*THE REQUEST:*
Reproduce all of the data exactly.

*DATA ROWS:*
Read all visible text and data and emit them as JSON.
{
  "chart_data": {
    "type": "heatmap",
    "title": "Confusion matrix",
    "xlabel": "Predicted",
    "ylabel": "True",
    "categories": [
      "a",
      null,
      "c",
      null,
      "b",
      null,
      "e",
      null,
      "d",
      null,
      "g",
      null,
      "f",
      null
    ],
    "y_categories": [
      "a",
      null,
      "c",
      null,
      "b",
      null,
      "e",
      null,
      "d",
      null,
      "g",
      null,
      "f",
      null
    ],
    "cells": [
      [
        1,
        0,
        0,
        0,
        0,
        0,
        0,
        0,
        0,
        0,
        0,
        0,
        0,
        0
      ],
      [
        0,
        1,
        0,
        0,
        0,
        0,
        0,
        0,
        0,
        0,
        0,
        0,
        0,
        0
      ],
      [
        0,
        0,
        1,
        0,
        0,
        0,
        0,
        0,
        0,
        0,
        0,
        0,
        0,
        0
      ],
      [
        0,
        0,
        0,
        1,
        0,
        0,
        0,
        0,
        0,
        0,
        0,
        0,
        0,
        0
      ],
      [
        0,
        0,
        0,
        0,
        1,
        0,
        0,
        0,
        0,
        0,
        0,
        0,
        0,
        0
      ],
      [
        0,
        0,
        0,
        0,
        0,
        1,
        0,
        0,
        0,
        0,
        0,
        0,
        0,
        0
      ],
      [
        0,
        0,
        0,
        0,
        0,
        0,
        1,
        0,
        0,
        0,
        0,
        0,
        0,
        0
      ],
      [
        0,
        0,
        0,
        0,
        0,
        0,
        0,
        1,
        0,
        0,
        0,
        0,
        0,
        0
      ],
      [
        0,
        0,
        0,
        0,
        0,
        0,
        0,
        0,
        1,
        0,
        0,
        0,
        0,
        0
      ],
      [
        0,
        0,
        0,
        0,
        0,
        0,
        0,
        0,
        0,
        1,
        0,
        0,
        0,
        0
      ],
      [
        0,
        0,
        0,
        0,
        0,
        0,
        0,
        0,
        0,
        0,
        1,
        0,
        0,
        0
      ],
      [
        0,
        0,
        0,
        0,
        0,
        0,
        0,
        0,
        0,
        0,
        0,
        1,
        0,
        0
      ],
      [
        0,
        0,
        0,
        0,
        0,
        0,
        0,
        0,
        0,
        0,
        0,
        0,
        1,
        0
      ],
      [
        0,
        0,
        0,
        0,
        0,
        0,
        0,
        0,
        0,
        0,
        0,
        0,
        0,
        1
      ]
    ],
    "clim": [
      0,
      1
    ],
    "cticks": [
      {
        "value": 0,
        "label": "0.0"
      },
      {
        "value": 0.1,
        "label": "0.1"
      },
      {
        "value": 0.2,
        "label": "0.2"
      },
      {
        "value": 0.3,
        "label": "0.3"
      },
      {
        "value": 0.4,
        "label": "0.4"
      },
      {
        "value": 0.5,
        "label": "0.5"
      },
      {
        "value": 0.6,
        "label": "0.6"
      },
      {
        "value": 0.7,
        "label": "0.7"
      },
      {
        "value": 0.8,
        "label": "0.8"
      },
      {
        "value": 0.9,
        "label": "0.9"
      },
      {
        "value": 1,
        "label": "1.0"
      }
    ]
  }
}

*SOLUTION FOR THIS TASK:*
Read all visible text and data and emit them as JSON.
{
  "chart_data": {
    "type": "heatmap",
    "title": "Confusion matrix",
    "xlabel": "Predicted",
    "ylabel": "True",
    "categories": [
      "a",
      null,
      "c",
      null,
      "b",
      null,
      "e",
      null,
      "d",
      null,
      "g",
      null,
      "f",
      null
    ],
    "y_categories": [
      "a",
      null,
      "c",
      null,
      "b",
      null,
      "e",
      null,
      "d",
      null,
      "g",
      null,
      "f",
      null
    ],
    "cells": [
      [
        1,
        0,
        0,
        0,
        0,
        0,
        0,
        0,
        0,
        0,
        0,
        0,
        0,
        0
      ],
      [
        0,
        1,
        0,
        0,
        0,
        0,
        0,
        0,
        0,
        0,
        0,
        0,
        0,
        0
      ],
      [
        0,
        0,
        1,
        0,
        0,
        0,
        0,
        0,
        0,
        0,
        0,
        0,
        0,
        0
      ],
      [
        0,
        0,
        0,
        1,
        0,
        0,
        0,
        0,
        0,
        0,
        0,
        0,
        0,
        0
      ],
      [
        0,
        0,
        0,
        0,
        1,
        0,
        0,
        0,
        0,
        0,
        0,
        0,
        0,
        0
      ],
      [
        0,
        0,
        0,
        0,
        0,
        1,
        0,
        0,
        0,
        0,
        0,
        0,
        0,
        0
      ],
      [
        0,
        0,
        0,
        0,
        0,
        0,
        1,
        0,
        0,
        0,
        0,
        0,
        0,
        0
      ],
      [
        0,
        0,
        0,
        0,
        0,
        0,
        0,
        1,
        0,
        0,
        0,
        0,
        0,
        0
      ],
      [
        0,
        0,
        0,
        0,
        0,
        0,
        0,
        0,
        1,
        0,
        0,
        0,
        0,
        0
      ],
      [
        0,
        0,
        0,
        0,
        0,
        0,
        0,
        0,
        0,
        1,
        0,
        0,
        0,
        0
      ],
      [
        0,
        0,
        0,
        0,
        0,
        0,
        0,
        0,
        0,
        0,
        1,
        0,
        0,
        0
      ],
      [
        0,
        0,
        0,
        0,
        0,
        0,
        0,
        0,
        0,
        0,
        0,
        1,
        0,
        0
      ],
      [
        0,
        0,
        0,
        0,
        0,
        0,
        0,
        0,
        0,
        0,
        0,
        0,
        1,
        0
      ],
      [
        0,
        0,
        0,
        0,
        0,
        0,
        0,
        0,
        0,
        0,
        0,
        0,
        0,
        1
      ]
    ],
    "clim": [
      0,
      1
    ],
    "cticks": [
      {
        "value": 0,
        "label": "0.0"
      },
      {
        "value": 0.1,
        "label": "0.1"
      },
      {
        "value": 0.2,
        "label": "0.2"
      },
      {
        "value": 0.3,
        "label": "0.3"
      },
      {
        "value": 0.4,
        "label": "0.4"
      },
      {
        "value": 0.5,
        "label": "0.5"
      },
      {
        "value": 0.6,
        "label": "0.6"
      },
      {
        "value": 0.7,
        "label": "0.7"
      },
      {
        "value": 0.8,
        "label": "0.8"
      },
      {
        "value": 0.9,
        "label": "0.9"
      },
      {
        "value": 1,
        "label": "1.0"
      }
    ]
  }
}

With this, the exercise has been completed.